-- WHAT IS NEEDED --
Convert the data into a numbered list, starting with the line that contains "titlebar: Signing Form (0, 0, 1150, 30)" and going on through the line that contains "maximize-button[interactable] (1060, 0, 1105, 30)", both included. Leave out any blank lines and every other line of the data.

-- SUPPLIED DATA --

■ ■ ■ ■

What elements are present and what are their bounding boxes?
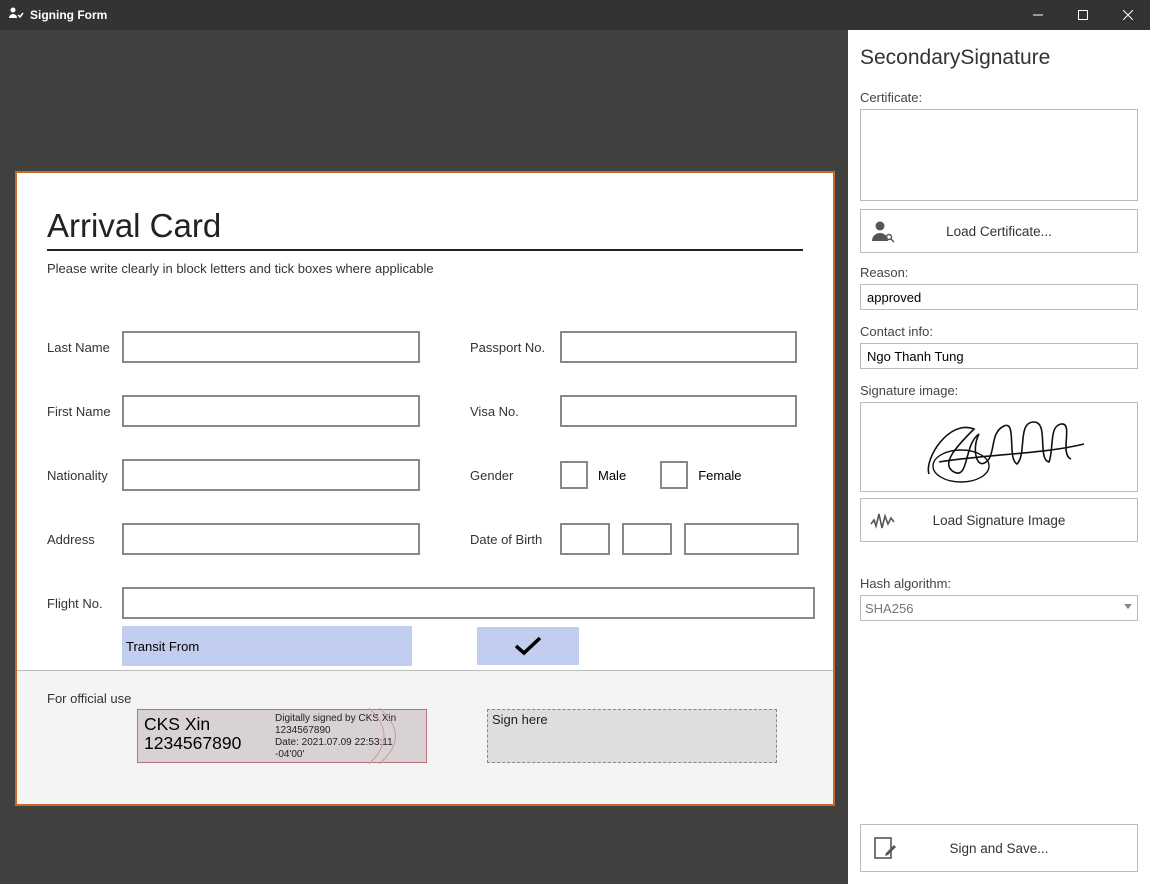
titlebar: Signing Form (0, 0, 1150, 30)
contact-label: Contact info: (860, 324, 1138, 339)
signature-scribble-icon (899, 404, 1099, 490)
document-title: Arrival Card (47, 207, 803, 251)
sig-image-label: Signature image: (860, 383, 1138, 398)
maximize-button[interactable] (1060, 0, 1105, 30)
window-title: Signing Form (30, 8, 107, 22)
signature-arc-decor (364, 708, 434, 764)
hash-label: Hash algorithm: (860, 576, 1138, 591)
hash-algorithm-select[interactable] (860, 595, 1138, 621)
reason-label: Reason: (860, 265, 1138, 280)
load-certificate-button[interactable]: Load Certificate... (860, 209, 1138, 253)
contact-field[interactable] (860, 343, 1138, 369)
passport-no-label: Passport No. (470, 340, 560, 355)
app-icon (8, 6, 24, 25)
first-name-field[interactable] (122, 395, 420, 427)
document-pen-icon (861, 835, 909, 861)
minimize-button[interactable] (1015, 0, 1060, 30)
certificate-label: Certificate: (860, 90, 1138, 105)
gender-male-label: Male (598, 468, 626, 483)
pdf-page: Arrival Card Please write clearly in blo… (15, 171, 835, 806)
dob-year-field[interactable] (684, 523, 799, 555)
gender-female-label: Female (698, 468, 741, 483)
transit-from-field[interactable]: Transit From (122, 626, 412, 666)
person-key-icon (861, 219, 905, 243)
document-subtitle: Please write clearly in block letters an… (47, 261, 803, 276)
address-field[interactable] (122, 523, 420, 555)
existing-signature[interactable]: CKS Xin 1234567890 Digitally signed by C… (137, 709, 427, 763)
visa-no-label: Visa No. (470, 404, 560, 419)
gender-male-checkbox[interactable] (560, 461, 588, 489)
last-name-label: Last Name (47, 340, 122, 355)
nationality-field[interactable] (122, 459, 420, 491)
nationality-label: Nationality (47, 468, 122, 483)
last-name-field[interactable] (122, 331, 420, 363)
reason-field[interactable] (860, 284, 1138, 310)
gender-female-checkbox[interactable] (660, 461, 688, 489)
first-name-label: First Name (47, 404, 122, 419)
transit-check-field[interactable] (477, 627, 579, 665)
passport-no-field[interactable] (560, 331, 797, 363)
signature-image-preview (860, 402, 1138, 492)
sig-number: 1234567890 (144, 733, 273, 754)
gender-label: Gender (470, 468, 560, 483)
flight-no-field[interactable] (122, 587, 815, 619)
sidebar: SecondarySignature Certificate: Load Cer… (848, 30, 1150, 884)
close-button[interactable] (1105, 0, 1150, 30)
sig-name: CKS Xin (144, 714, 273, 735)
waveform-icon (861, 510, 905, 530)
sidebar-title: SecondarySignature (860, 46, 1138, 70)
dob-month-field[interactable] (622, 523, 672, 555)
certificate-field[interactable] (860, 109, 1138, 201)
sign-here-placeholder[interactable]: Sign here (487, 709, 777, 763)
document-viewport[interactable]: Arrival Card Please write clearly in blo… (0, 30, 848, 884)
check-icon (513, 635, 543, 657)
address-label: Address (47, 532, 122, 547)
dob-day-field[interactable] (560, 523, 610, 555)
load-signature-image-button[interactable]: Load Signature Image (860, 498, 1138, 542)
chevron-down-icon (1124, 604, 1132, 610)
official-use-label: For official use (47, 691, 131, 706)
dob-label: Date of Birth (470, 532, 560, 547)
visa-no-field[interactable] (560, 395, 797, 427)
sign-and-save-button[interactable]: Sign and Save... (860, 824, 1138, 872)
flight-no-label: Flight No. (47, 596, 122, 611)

■ ■ ■ ■

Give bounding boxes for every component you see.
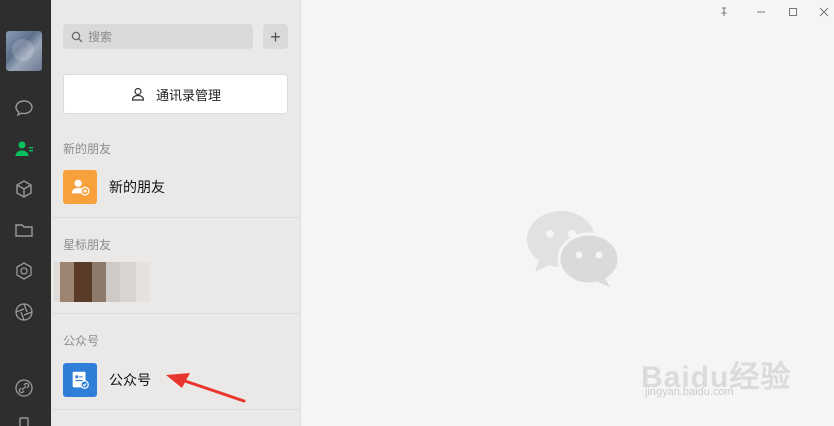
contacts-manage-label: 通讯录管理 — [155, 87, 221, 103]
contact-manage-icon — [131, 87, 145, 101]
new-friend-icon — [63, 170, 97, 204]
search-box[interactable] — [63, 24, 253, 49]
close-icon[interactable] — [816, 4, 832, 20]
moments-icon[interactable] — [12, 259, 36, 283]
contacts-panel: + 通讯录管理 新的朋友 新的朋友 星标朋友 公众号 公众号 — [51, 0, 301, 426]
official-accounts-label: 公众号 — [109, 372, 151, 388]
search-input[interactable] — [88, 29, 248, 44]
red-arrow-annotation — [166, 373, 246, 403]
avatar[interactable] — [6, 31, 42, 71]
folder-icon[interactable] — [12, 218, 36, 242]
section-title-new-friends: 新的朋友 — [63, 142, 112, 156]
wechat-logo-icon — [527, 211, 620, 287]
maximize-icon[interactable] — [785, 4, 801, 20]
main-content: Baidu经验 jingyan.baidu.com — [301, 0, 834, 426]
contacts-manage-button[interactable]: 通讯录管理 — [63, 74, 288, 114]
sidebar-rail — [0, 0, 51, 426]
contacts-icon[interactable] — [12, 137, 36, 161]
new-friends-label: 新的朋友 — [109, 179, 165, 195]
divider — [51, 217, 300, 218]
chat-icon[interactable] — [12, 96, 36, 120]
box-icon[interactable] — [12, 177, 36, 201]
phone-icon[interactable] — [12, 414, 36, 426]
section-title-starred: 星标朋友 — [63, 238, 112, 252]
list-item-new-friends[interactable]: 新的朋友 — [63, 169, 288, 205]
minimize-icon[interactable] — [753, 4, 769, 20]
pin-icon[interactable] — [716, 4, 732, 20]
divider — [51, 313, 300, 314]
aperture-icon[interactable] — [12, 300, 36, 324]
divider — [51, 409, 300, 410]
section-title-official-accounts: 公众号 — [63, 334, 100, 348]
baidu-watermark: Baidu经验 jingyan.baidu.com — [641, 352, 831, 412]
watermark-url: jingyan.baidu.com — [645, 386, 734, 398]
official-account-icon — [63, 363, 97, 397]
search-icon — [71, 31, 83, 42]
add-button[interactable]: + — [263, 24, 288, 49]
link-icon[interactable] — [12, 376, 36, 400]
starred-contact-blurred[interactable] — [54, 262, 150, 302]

■ ■ ■ ■

-- RESPONSE --
1. titlebar: Signing Form (0, 0, 1150, 30)
2. contact-label: Contact info: (860, 324, 1138, 339)
3. signature-scribble-icon (899, 404, 1099, 490)
4. document-title: Arrival Card (47, 207, 803, 251)
5. sig-image-label: Signature image: (860, 383, 1138, 398)
6. maximize-button[interactable] (1060, 0, 1105, 30)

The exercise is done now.